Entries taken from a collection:
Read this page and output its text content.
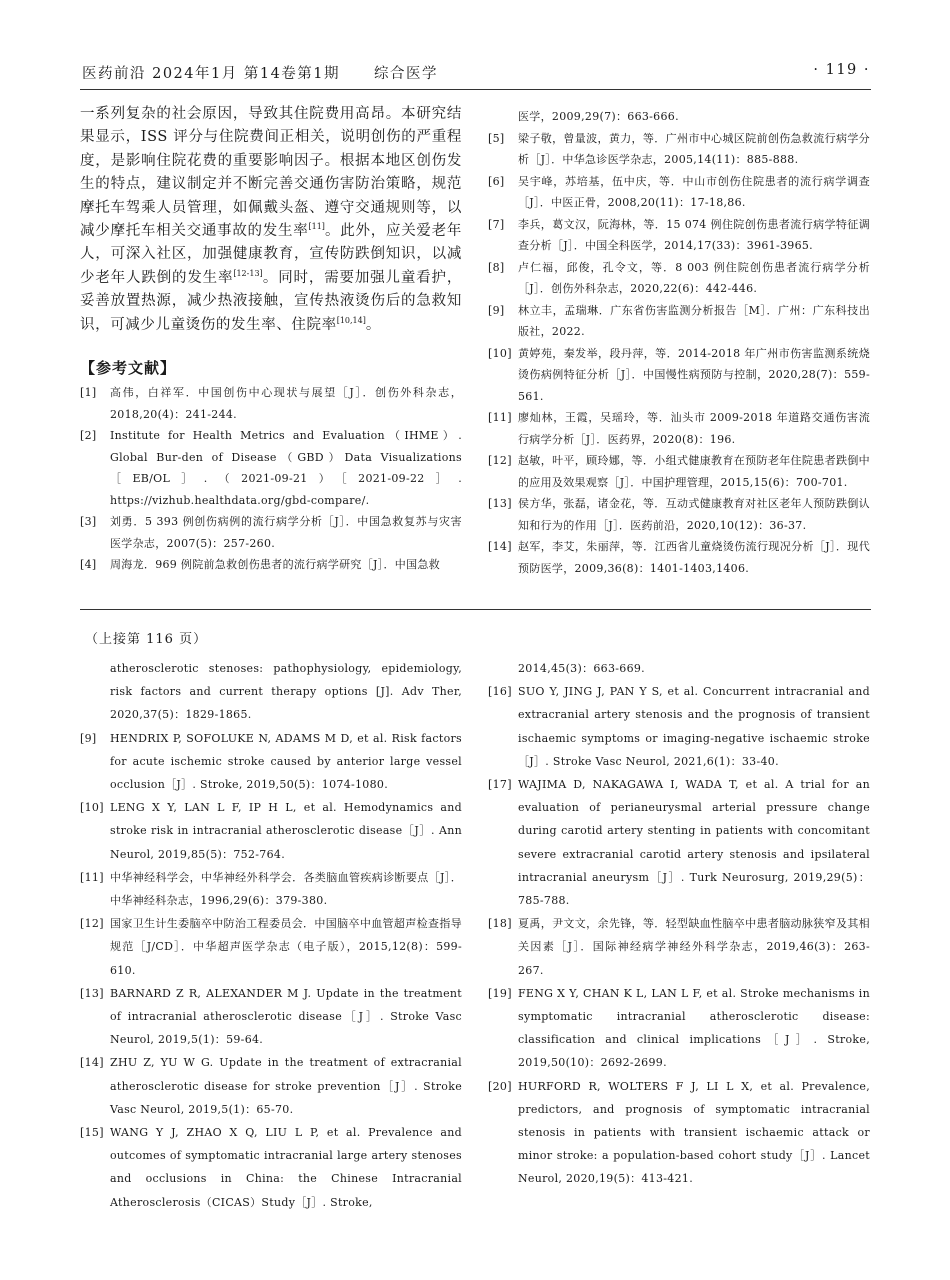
医药前沿 2024年1月 第14卷第1期 综合医学	· 119 ·

一系列复杂的社会原因，导致其住院费用高昂。本研究结果显示，ISS 评分与住院费间正相关，说明创伤的严重程度，是影响住院花费的重要影响因子。根据本地区创伤发生的特点，建议制定并不断完善交通伤害防治策略，规范摩托车驾乘人员管理，如佩戴头盔、遵守交通规则等，以减少摩托车相关交通事故的发生率[11]。此外，应关爱老年人，可深入社区，加强健康教育，宣传防跌倒知识，以减少老年人跌倒的发生率[12-13]。同时，需要加强儿童看护，妥善放置热源，减少热液接触，宣传热液烫伤后的急救知识，可减少儿童烫伤的发生率、住院率[10,14]。

【参考文献】

[1] 高伟，白祥军．中国创伤中心现状与展望［J］．创伤外科杂志，2018,20(4)：241-244.
[2] Institute for Health Metrics and Evaluation（IHME）. Global Bur-den of Disease（GBD）Data Visualizations［EB/OL］.（2021-09-21）［2021-09-22］. https://vizhub.healthdata.org/gbd-compare/.
[3] 刘勇．5 393 例创伤病例的流行病学分析［J］．中国急救复苏与灾害医学杂志，2007(5)：257-260.
[4] 周海龙．969 例院前急救创伤患者的流行病学研究［J］．中国急救
医学，2009,29(7)：663-666.
[5] 梁子敬，曾量波，黄力，等．广州市中心城区院前创伤急救流行病学分析［J］．中华急诊医学杂志，2005,14(11)：885-888.
[6] 吴宇峰，苏培基，伍中庆，等．中山市创伤住院患者的流行病学调查［J］．中医正骨，2008,20(11)：17-18,86.
[7] 李兵，葛文汉，阮海林，等．15 074 例住院创伤患者流行病学特征调查分析［J］．中国全科医学，2014,17(33)：3961-3965.
[8] 卢仁福，邱俊，孔令文，等．8 003 例住院创伤患者流行病学分析［J］．创伤外科杂志，2020,22(6)：442-446.
[9] 林立丰，孟瑞琳．广东省伤害监测分析报告［M］．广州：广东科技出版社，2022.
[10] 黄婷苑，秦发举，段丹萍，等．2014-2018 年广州市伤害监测系统烧烫伤病例特征分析［J］．中国慢性病预防与控制，2020,28(7)：559-561.
[11] 廖灿林，王霞，吴瑶玲，等．汕头市 2009-2018 年道路交通伤害流行病学分析［J］．医药界，2020(8)：196.
[12] 赵敏，叶平，顾玲娜，等．小组式健康教育在预防老年住院患者跌倒中的应用及效果观察［J］．中国护理管理，2015,15(6)：700-701.
[13] 侯方华，张磊，诸金花，等．互动式健康教育对社区老年人预防跌倒认知和行为的作用［J］．医药前沿，2020,10(12)：36-37.
[14] 赵军，李艾，朱丽萍，等．江西省儿童烧烫伤流行现况分析［J］．现代预防医学，2009,36(8)：1401-1403,1406.
（上接第 116 页）
atherosclerotic stenoses: pathophysiology, epidemiology, risk factors and current therapy options [J]. Adv Ther, 2020,37(5)：1829-1865.
[9] HENDRIX P, SOFOLUKE N, ADAMS M D, et al. Risk factors for acute ischemic stroke caused by anterior large vessel occlusion［J］. Stroke, 2019,50(5)：1074-1080.
[10] LENG X Y, LAN L F, IP H L, et al. Hemodynamics and stroke risk in intracranial atherosclerotic disease［J］. Ann Neurol, 2019,85(5)：752-764.
[11] 中华神经科学会，中华神经外科学会．各类脑血管疾病诊断要点［J］．中华神经科杂志，1996,29(6)：379-380.
[12] 国家卫生计生委脑卒中防治工程委员会．中国脑卒中血管超声检查指导规范［J/CD］．中华超声医学杂志（电子版），2015,12(8)：599-610.
[13] BARNARD Z R, ALEXANDER M J. Update in the treatment of intracranial atherosclerotic disease［J］. Stroke Vasc Neurol, 2019,5(1)：59-64.
[14] ZHU Z, YU W G. Update in the treatment of extracranial atherosclerotic disease for stroke prevention［J］. Stroke Vasc Neurol, 2019,5(1)：65-70.
[15] WANG Y J, ZHAO X Q, LIU L P, et al. Prevalence and outcomes of symptomatic intracranial large artery stenoses and occlusions in China: the Chinese Intracranial Atherosclerosis（CICAS）Study［J］. Stroke,
2014,45(3)：663-669.
[16] SUO Y, JING J, PAN Y S, et al. Concurrent intracranial and extracranial artery stenosis and the prognosis of transient ischaemic symptoms or imaging-negative ischaemic stroke［J］. Stroke Vasc Neurol, 2021,6(1)：33-40.
[17] WAJIMA D, NAKAGAWA I, WADA T, et al. A trial for an evaluation of perianeurysmal arterial pressure change during carotid artery stenting in patients with concomitant severe extracranial carotid artery stenosis and ipsilateral intracranial aneurysm［J］. Turk Neurosurg, 2019,29(5)：785-788.
[18] 夏禹，尹文文，余先锋，等．轻型缺血性脑卒中患者脑动脉狭窄及其相关因素［J］．国际神经病学神经外科学杂志，2019,46(3)：263-267.
[19] FENG X Y, CHAN K L, LAN L F, et al. Stroke mechanisms in symptomatic intracranial atherosclerotic disease: classification and clinical implications［J］. Stroke, 2019,50(10)：2692-2699.
[20] HURFORD R, WOLTERS F J, LI L X, et al. Prevalence, predictors, and prognosis of symptomatic intracranial stenosis in patients with transient ischaemic attack or minor stroke: a population-based cohort study［J］. Lancet Neurol, 2020,19(5)：413-421.
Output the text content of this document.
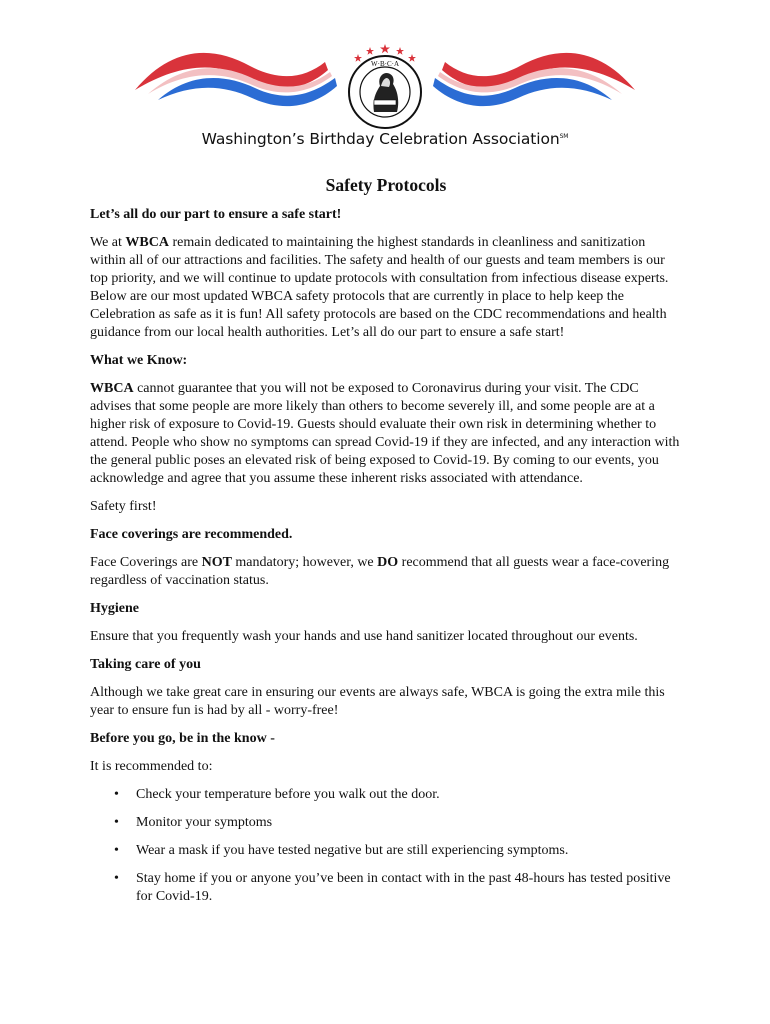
W·B·C·A
Washington’s Birthday Celebration Association℠
Safety Protocols

Let’s all do our part to ensure a safe start!

We at WBCA remain dedicated to maintaining the highest standards in cleanliness and sanitization within all of our attractions and facilities. The safety and health of our guests and team members is our top priority, and we will continue to update protocols with consultation from infectious disease experts. Below are our most updated WBCA safety protocols that are currently in place to help keep the Celebration as safe as it is fun! All safety protocols are based on the CDC recommendations and health guidance from our local health authorities. Let’s all do our part to ensure a safe start!

What we Know:

WBCA cannot guarantee that you will not be exposed to Coronavirus during your visit. The CDC advises that some people are more likely than others to become severely ill, and some people are at a higher risk of exposure to Covid-19. Guests should evaluate their own risk in determining whether to attend. People who show no symptoms can spread Covid-19 if they are infected, and any interaction with the general public poses an elevated risk of being exposed to Covid-19. By coming to our events, you acknowledge and agree that you assume these inherent risks associated with attendance.

Safety first!

Face coverings are recommended.

Face Coverings are NOT mandatory; however, we DO recommend that all guests wear a face-covering regardless of vaccination status.

Hygiene

Ensure that you frequently wash your hands and use hand sanitizer located throughout our events.

Taking care of you

Although we take great care in ensuring our events are always safe, WBCA is going the extra mile this year to ensure fun is had by all - worry-free!

Before you go, be in the know -

It is recommended to:

• Check your temperature before you walk out the door.
• Monitor your symptoms
• Wear a mask if you have tested negative but are still experiencing symptoms.
• Stay home if you or anyone you’ve been in contact with in the past 48-hours has tested positive for Covid-19.
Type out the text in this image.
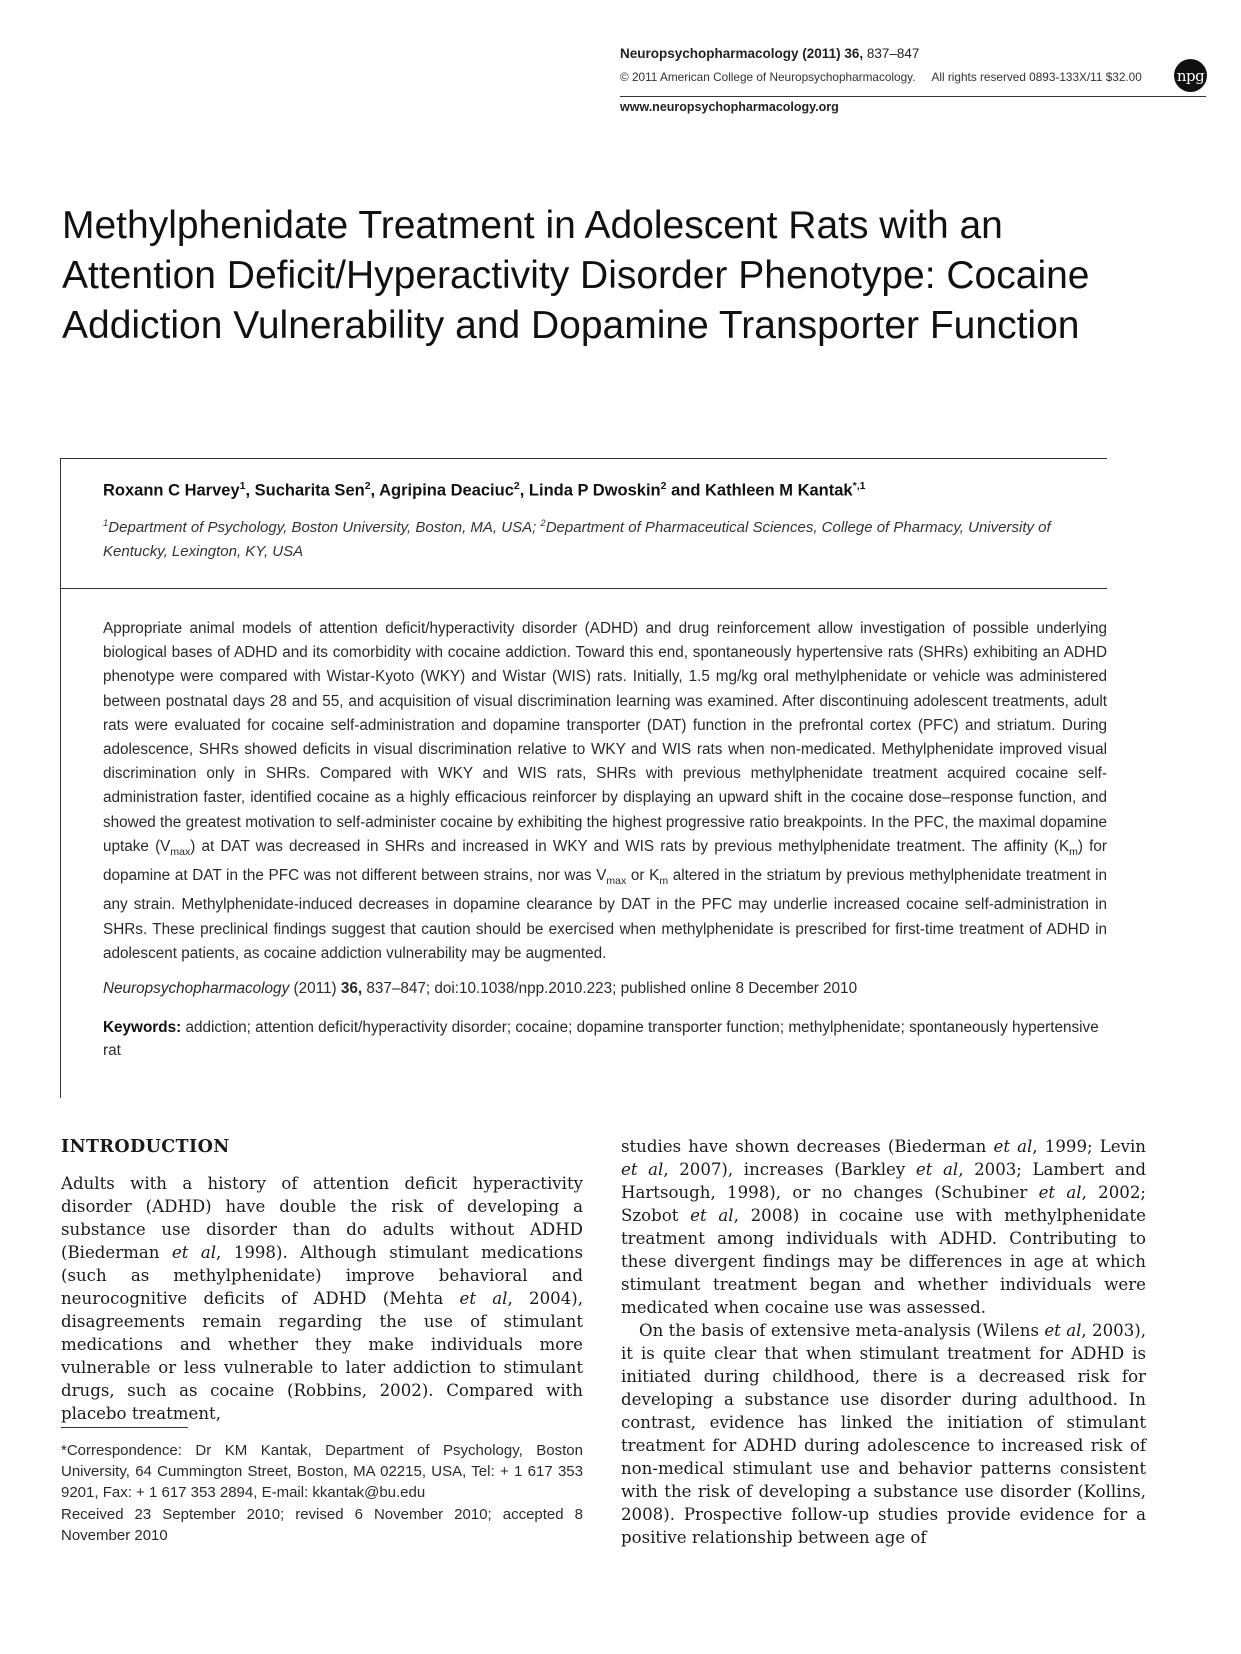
Neuropsychopharmacology (2011) 36, 837–847
© 2011 American College of Neuropsychopharmacology. All rights reserved 0893-133X/11 $32.00 npg
www.neuropsychopharmacology.org
Methylphenidate Treatment in Adolescent Rats with an Attention Deficit/Hyperactivity Disorder Phenotype: Cocaine Addiction Vulnerability and Dopamine Transporter Function
Roxann C Harvey$^1$, Sucharita Sen$^2$, Agripina Deaciuc$^2$, Linda P Dwoskin$^2$ and Kathleen M Kantak$^{*,1}$
$^1$Department of Psychology, Boston University, Boston, MA, USA; $^2$Department of Pharmaceutical Sciences, College of Pharmacy, University of Kentucky, Lexington, KY, USA

Appropriate animal models of attention deficit/hyperactivity disorder (ADHD) and drug reinforcement allow investigation of possible underlying biological bases of ADHD and its comorbidity with cocaine addiction. Toward this end, spontaneously hypertensive rats (SHRs) exhibiting an ADHD phenotype were compared with Wistar-Kyoto (WKY) and Wistar (WIS) rats. Initially, 1.5 mg/kg oral methylphenidate or vehicle was administered between postnatal days 28 and 55, and acquisition of visual discrimination learning was examined. After discontinuing adolescent treatments, adult rats were evaluated for cocaine self-administration and dopamine transporter (DAT) function in the prefrontal cortex (PFC) and striatum. During adolescence, SHRs showed deficits in visual discrimination relative to WKY and WIS rats when non-medicated. Methylphenidate improved visual discrimination only in SHRs. Compared with WKY and WIS rats, SHRs with previous methylphenidate treatment acquired cocaine self-administration faster, identified cocaine as a highly efficacious reinforcer by displaying an upward shift in the cocaine dose–response function, and showed the greatest motivation to self-administer cocaine by exhibiting the highest progressive ratio breakpoints. In the PFC, the maximal dopamine uptake $(V_{max})$ at DAT was decreased in SHRs and increased in WKY and WIS rats by previous methylphenidate treatment. The affinity $(K_m)$ for dopamine at DAT in the PFC was not different between strains, nor was $V_{max}$ or $K_m$ altered in the striatum by previous methylphenidate treatment in any strain. Methylphenidate-induced decreases in dopamine clearance by DAT in the PFC may underlie increased cocaine self-administration in SHRs. These preclinical findings suggest that caution should be exercised when methylphenidate is prescribed for first-time treatment of ADHD in adolescent patients, as cocaine addiction vulnerability may be augmented.

Neuropsychopharmacology (2011) 36, 837–847; doi:10.1038/npp.2010.223; published online 8 December 2010
Keywords: addiction; attention deficit/hyperactivity disorder; cocaine; dopamine transporter function; methylphenidate; spontaneously hypertensive rat
INTRODUCTION

Adults with a history of attention deficit hyperactivity disorder (ADHD) have double the risk of developing a substance use disorder than do adults without ADHD (Biederman et al, 1998). Although stimulant medications (such as methylphenidate) improve behavioral and neurocognitive deficits of ADHD (Mehta et al, 2004), disagreements remain regarding the use of stimulant medications and whether they make individuals more vulnerable or less vulnerable to later addiction to stimulant drugs, such as cocaine (Robbins, 2002). Compared with placebo treatment,

*Correspondence: Dr KM Kantak, Department of Psychology, Boston University, 64 Cummington Street, Boston, MA 02215, USA, Tel: + 1 617 353 9201, Fax: + 1 617 353 2894, E-mail: kkantak@bu.edu

Received 23 September 2010; revised 6 November 2010; accepted 8 November 2010

studies have shown decreases (Biederman et al, 1999; Levin et al, 2007), increases (Barkley et al, 2003; Lambert and Hartsough, 1998), or no changes (Schubiner et al, 2002; Szobot et al, 2008) in cocaine use with methylphenidate treatment among individuals with ADHD. Contributing to these divergent findings may be differences in age at which stimulant treatment began and whether individuals were medicated when cocaine use was assessed.

On the basis of extensive meta-analysis (Wilens et al, 2003), it is quite clear that when stimulant treatment for ADHD is initiated during childhood, there is a decreased risk for developing a substance use disorder during adulthood. In contrast, evidence has linked the initiation of stimulant treatment for ADHD during adolescence to increased risk of non-medical stimulant use and behavior patterns consistent with the risk of developing a substance use disorder (Kollins, 2008). Prospective follow-up studies provide evidence for a positive relationship between age of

▶ _The problem_
Return each line among the entries that holds the word "large".

▶ _Result of this task_
[9] HENDRIX P, SOFOLUKE N, ADAMS M D, et al. Risk factors for acute ischemic stroke caused by anterior large vessel occlusion［J］. Stroke, 2019,50(5)：1074-1080.
[15] WANG Y J, ZHAO X Q, LIU L P, et al. Prevalence and outcomes of symptomatic intracranial large artery stenoses and occlusions in China: the Chinese Intracranial Atherosclerosis（CICAS）Study［J］. Stroke,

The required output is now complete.